● **Brief**
Pictures do not belong in your copy. Repeat all the other data exactly.

● **Data in this exercise**
● ● ● ● ● ● ●

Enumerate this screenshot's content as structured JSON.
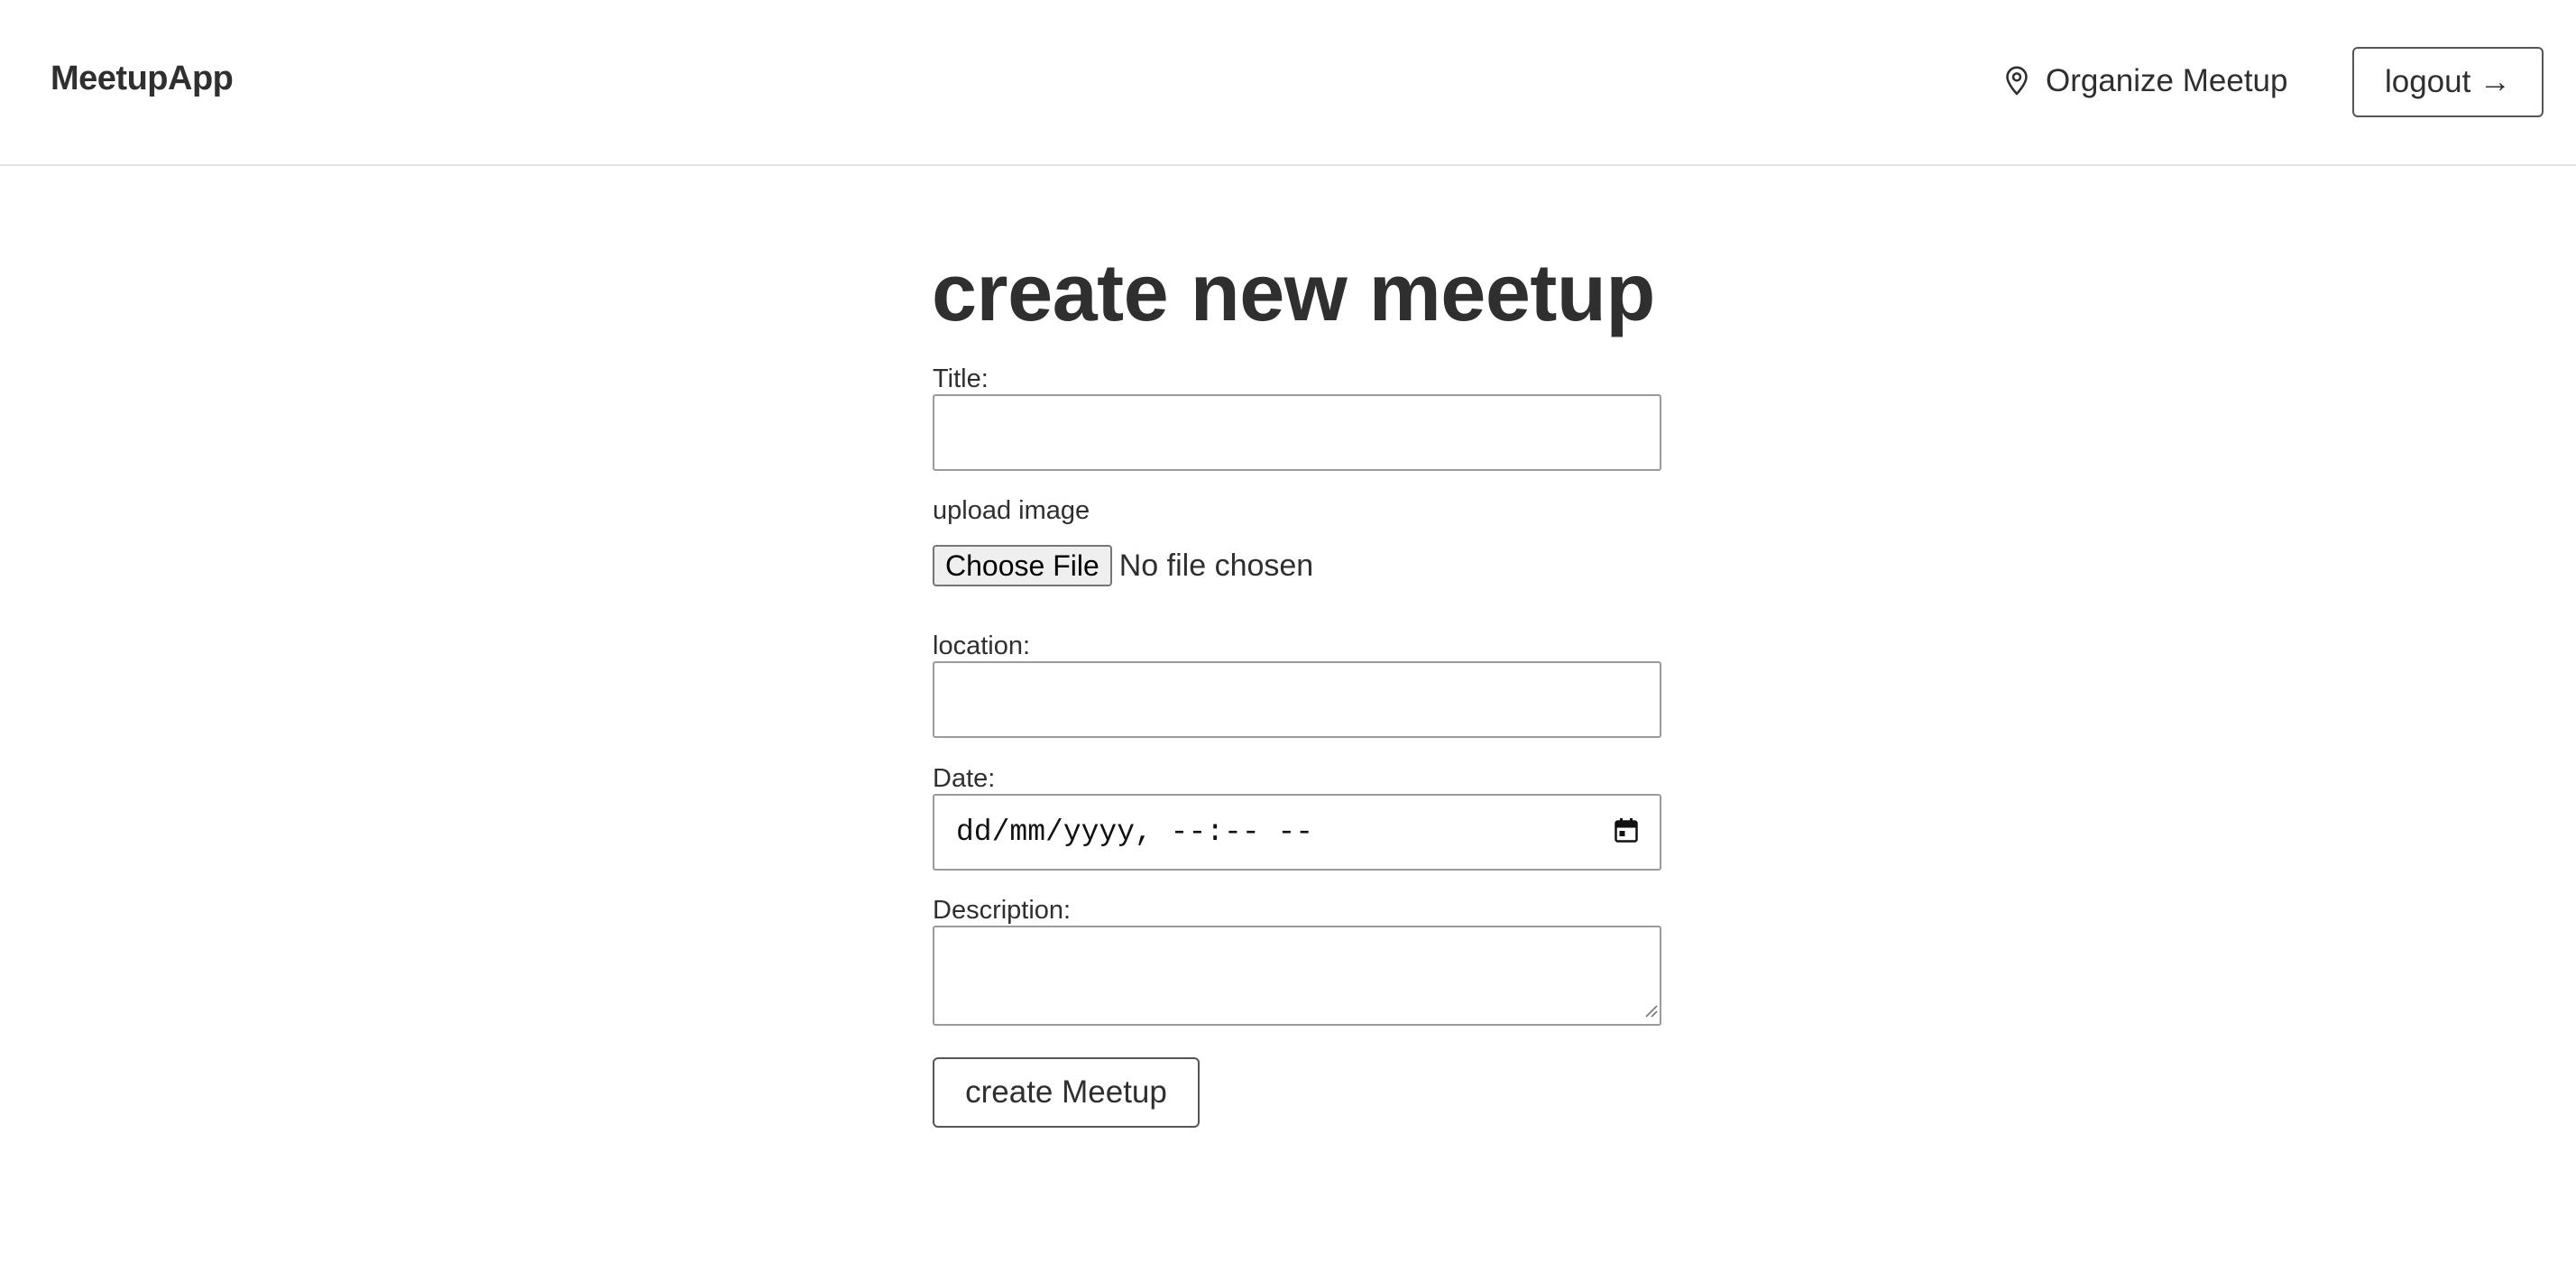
{
  "header": {
    "logo": "MeetupApp",
    "organize_label": "Organize Meetup",
    "organize_icon": "map-pin-icon",
    "logout_label": "logout →"
  },
  "main": {
    "title": "create new meetup",
    "form": {
      "title_label": "Title:",
      "title_value": "",
      "image_label": "upload image",
      "file_button_label": "Choose File",
      "file_status": "No file chosen",
      "location_label": "location:",
      "location_value": "",
      "date_label": "Date:",
      "date_placeholder": "dd/mm/yyyy, --:-- --",
      "date_icon": "calendar-icon",
      "description_label": "Description:",
      "description_value": "",
      "submit_label": "create Meetup"
    }
  },
  "colors": {
    "text": "#2f2f2f",
    "border": "#9a9a9a",
    "button_border": "#555555",
    "background": "#ffffff",
    "header_divider": "#e2e2e2"
  }
}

● ● ● ● ● ● ●

● **Completed exercise**
Enumerate this screenshot's content as structured JSON.
{
  "header": {
    "logo": "MeetupApp",
    "organize_label": "Organize Meetup",
    "organize_icon": "map-pin-icon",
    "logout_label": "logout →"
  },
  "main": {
    "title": "create new meetup",
    "form": {
      "title_label": "Title:",
      "title_value": "",
      "image_label": "upload image",
      "file_button_label": "Choose File",
      "file_status": "No file chosen",
      "location_label": "location:",
      "location_value": "",
      "date_label": "Date:",
      "date_placeholder": "dd/mm/yyyy, --:-- --",
      "date_icon": "calendar-icon",
      "description_label": "Description:",
      "description_value": "",
      "submit_label": "create Meetup"
    }
  },
  "colors": {
    "text": "#2f2f2f",
    "border": "#9a9a9a",
    "button_border": "#555555",
    "background": "#ffffff",
    "header_divider": "#e2e2e2"
  }
}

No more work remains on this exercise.